***** MATERIAL FOR THE TASK
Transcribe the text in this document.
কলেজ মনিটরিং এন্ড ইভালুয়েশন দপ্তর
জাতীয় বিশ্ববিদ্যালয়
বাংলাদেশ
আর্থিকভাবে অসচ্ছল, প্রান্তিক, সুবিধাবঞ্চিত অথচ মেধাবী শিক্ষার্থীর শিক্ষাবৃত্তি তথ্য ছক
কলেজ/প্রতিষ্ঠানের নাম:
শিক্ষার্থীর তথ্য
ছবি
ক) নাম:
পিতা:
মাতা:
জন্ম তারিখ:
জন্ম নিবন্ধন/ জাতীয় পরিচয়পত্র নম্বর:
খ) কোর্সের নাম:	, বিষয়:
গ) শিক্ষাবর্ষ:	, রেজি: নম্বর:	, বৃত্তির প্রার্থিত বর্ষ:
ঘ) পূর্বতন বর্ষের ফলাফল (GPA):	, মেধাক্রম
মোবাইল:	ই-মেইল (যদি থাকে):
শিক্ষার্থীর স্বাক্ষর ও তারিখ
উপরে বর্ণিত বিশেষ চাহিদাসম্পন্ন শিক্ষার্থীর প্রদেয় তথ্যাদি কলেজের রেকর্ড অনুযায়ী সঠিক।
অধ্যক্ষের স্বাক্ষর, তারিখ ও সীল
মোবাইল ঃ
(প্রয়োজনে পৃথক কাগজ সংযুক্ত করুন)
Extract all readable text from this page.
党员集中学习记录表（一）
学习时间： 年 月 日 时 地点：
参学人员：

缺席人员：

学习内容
**********
REQUIRED TASK: For this exercise, gather every line of the data that contains the word "text".

TASK SOLUTION:
Transcribe the text in this document.
Extract all readable text from this page.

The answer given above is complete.